- [Challenge]: Pull each line holding the word "MEAN" from the data.

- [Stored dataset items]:

━━━

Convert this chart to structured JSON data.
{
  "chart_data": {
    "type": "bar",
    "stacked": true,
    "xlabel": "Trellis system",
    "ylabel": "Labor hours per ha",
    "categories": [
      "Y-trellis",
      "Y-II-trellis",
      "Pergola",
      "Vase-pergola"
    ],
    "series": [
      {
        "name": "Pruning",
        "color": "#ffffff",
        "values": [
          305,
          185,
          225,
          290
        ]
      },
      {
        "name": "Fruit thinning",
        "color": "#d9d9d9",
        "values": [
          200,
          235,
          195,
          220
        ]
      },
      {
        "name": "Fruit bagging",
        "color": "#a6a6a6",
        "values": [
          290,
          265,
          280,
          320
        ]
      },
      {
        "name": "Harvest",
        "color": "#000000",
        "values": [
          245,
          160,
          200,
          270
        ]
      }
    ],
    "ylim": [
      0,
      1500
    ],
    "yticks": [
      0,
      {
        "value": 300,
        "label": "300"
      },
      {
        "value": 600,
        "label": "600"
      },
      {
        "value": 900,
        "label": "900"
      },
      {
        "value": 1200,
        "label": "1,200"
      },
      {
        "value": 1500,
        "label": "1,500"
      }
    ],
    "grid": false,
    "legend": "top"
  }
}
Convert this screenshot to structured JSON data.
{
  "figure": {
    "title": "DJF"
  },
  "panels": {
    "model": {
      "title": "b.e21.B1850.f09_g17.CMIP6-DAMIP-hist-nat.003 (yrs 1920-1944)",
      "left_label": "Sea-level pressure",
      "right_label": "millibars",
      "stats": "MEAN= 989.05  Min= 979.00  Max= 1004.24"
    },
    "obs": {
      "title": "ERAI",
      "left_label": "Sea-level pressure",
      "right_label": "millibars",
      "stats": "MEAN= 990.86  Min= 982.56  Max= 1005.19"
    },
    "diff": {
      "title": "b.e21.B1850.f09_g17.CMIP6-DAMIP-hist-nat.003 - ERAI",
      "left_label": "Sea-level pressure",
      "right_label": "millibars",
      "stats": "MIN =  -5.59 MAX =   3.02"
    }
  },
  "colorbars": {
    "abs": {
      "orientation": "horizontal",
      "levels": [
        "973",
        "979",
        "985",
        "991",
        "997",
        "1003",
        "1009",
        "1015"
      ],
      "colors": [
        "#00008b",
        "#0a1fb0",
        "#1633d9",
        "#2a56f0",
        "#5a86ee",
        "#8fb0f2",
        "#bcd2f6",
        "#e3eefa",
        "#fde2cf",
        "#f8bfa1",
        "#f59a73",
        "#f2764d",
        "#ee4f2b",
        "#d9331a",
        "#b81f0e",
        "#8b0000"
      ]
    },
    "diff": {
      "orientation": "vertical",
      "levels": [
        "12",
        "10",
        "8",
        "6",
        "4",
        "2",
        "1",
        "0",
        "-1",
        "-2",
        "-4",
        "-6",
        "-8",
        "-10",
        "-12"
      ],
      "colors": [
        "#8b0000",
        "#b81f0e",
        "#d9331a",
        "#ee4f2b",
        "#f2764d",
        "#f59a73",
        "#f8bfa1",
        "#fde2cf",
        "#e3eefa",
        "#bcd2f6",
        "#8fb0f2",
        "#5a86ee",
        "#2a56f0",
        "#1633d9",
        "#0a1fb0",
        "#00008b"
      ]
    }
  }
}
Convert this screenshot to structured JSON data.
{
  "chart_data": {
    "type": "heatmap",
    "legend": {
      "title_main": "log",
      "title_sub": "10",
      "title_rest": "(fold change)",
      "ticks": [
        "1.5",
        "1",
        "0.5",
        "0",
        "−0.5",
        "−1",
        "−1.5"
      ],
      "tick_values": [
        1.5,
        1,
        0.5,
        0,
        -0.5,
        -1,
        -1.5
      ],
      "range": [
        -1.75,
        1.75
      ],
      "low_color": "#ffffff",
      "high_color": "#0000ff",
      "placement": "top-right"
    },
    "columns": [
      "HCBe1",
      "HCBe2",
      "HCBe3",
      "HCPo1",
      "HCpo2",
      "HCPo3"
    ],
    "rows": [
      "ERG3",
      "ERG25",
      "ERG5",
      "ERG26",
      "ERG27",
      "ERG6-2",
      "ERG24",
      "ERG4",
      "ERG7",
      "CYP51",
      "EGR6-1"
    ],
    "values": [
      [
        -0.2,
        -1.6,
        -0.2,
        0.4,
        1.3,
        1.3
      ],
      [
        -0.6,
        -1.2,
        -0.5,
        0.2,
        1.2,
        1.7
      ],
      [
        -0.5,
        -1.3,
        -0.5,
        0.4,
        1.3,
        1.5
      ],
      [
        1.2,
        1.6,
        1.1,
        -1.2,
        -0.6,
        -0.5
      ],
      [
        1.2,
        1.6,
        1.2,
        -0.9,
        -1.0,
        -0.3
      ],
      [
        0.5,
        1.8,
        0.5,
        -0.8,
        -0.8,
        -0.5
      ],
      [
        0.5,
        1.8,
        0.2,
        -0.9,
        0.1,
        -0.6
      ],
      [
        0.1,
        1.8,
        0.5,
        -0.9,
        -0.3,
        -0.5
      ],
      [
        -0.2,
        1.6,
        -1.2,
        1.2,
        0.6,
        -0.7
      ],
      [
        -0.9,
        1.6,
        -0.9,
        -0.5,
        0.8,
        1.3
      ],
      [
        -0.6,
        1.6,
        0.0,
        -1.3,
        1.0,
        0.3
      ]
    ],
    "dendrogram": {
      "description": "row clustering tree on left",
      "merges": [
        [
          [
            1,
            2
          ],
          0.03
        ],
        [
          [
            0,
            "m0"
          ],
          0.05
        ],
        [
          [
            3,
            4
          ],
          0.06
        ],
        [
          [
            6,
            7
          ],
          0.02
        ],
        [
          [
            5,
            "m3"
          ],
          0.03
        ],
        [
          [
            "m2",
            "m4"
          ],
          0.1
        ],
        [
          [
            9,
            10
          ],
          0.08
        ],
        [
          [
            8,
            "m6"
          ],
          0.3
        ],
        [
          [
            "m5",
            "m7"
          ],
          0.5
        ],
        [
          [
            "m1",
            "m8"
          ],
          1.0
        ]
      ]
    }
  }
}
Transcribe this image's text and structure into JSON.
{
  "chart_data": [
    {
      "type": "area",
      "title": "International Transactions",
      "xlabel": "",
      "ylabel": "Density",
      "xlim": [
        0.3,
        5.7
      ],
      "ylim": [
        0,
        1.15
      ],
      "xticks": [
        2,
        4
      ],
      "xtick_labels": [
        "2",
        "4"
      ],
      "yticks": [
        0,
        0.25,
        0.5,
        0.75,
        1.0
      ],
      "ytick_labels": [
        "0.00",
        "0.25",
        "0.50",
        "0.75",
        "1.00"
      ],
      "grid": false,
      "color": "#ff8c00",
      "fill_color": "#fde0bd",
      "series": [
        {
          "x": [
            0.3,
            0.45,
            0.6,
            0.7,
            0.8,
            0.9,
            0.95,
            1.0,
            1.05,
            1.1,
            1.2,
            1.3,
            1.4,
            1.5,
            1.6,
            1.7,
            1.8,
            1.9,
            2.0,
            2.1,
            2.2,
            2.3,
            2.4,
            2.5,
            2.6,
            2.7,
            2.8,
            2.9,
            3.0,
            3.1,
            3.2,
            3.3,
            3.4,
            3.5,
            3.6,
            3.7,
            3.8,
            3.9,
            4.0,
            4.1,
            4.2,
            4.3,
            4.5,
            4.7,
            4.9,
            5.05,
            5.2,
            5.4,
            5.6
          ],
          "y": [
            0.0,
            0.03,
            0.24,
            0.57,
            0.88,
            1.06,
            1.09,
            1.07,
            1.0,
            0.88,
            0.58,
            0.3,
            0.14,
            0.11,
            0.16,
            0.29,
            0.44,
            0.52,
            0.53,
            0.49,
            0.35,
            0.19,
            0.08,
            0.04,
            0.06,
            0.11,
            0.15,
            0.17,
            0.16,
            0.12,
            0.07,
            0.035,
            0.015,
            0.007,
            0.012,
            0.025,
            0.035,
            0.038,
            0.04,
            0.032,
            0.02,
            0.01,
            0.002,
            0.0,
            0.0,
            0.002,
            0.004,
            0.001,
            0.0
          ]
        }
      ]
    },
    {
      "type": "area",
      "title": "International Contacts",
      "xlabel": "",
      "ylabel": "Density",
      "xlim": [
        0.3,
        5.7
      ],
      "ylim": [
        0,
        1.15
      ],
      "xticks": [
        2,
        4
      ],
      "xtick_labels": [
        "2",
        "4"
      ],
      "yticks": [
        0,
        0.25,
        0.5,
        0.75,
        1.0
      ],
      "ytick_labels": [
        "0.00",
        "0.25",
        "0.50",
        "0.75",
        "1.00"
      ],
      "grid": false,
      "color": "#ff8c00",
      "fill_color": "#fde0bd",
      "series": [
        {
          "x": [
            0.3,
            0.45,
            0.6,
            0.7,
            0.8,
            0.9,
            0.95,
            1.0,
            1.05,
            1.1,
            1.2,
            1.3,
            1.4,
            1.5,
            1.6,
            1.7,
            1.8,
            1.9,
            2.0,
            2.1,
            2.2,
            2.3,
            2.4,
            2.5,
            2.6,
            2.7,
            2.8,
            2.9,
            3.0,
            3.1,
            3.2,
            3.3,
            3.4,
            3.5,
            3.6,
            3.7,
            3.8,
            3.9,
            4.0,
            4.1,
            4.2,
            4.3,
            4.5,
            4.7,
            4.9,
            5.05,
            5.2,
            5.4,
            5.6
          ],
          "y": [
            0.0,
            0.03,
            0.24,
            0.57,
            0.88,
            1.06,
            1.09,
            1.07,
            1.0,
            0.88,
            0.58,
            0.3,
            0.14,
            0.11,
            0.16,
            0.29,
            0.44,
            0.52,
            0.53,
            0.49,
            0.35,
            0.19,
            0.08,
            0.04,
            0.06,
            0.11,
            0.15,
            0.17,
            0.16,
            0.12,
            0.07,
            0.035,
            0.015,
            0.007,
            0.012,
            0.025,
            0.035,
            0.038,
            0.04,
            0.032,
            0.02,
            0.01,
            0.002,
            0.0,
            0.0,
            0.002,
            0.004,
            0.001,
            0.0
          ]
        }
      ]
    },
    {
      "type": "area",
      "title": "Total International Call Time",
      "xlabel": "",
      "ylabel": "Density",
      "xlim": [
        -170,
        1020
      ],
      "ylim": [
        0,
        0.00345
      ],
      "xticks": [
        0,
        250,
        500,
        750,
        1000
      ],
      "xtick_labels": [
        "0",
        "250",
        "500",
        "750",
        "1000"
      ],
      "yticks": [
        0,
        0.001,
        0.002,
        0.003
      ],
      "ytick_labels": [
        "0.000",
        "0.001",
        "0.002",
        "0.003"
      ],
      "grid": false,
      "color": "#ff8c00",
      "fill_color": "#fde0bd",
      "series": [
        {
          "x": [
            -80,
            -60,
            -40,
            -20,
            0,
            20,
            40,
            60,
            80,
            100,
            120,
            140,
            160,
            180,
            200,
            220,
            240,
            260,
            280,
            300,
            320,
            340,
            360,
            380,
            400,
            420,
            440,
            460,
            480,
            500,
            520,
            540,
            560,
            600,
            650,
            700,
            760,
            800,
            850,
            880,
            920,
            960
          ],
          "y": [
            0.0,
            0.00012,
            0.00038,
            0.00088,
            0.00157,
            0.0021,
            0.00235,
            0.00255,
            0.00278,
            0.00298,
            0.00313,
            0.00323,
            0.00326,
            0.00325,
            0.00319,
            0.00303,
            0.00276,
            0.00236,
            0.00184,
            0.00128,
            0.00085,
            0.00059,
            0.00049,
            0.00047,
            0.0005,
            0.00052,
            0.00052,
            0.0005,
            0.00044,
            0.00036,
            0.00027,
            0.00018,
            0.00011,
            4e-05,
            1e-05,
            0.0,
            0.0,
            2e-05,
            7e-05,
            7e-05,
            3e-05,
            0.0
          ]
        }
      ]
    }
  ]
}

━━━

- [Correct answer]:
      "stats": "MEAN= 989.05  Min= 979.00  Max= 1004.24"
      "stats": "MEAN= 990.86  Min= 982.56  Max= 1005.19"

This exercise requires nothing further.